Records from a collection:
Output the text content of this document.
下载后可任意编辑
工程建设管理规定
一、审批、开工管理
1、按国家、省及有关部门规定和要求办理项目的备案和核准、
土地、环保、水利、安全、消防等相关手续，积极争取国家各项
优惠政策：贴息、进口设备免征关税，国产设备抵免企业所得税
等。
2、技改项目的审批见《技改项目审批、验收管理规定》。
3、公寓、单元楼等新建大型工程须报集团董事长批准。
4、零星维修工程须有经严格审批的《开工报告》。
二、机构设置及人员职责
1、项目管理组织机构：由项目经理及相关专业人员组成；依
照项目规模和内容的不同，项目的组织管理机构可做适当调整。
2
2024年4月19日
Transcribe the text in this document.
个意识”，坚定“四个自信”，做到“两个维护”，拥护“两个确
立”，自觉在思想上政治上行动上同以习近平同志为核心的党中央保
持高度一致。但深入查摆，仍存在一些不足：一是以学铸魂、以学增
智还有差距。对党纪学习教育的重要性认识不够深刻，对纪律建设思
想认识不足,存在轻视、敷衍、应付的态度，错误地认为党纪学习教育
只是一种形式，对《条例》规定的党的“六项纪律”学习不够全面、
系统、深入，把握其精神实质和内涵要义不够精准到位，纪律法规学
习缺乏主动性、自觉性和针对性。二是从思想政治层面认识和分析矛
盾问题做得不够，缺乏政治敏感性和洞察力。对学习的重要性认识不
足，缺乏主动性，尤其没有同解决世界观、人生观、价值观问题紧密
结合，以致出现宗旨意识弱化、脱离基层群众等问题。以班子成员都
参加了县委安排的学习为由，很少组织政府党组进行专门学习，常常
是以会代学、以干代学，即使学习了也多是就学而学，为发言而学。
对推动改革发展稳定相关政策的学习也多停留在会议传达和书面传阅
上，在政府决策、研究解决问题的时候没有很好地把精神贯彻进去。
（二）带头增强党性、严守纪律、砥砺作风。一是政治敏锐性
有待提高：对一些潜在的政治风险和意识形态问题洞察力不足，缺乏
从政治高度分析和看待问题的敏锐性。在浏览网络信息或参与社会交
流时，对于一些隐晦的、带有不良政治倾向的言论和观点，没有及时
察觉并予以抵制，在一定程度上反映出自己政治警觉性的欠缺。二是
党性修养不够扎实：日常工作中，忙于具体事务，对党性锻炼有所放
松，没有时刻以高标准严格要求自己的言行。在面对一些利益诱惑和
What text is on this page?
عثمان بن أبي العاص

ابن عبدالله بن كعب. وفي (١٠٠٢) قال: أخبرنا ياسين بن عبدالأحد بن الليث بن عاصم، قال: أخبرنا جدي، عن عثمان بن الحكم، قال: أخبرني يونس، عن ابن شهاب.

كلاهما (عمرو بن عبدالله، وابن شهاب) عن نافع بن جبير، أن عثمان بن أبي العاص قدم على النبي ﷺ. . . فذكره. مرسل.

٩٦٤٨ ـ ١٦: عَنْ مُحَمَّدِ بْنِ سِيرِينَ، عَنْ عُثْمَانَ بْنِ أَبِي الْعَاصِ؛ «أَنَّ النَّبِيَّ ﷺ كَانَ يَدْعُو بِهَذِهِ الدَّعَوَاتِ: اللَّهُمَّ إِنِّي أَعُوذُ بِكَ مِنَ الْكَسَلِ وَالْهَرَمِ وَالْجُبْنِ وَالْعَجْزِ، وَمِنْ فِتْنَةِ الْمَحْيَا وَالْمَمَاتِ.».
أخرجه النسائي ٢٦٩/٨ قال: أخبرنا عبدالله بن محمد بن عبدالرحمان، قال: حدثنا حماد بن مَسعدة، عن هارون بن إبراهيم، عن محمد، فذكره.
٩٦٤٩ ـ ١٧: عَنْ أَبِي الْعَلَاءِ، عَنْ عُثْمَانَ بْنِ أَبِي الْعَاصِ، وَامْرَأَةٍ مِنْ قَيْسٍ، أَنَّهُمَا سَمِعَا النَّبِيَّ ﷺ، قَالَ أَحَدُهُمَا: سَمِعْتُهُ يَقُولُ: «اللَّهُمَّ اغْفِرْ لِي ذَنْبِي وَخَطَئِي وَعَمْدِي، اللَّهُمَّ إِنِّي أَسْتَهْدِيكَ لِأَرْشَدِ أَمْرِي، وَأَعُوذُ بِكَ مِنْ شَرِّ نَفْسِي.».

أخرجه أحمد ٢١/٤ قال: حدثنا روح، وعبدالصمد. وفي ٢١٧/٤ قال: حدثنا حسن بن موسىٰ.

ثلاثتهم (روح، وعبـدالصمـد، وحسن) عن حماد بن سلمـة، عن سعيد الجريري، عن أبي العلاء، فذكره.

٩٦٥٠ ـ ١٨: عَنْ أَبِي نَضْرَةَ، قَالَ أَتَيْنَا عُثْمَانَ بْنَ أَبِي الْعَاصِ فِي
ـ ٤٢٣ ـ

#### TASK INSTRUCTIONS:
In how many lines of the data does the string "document" appear? Give only the number.

#### COMPLETE RESPONSE:
2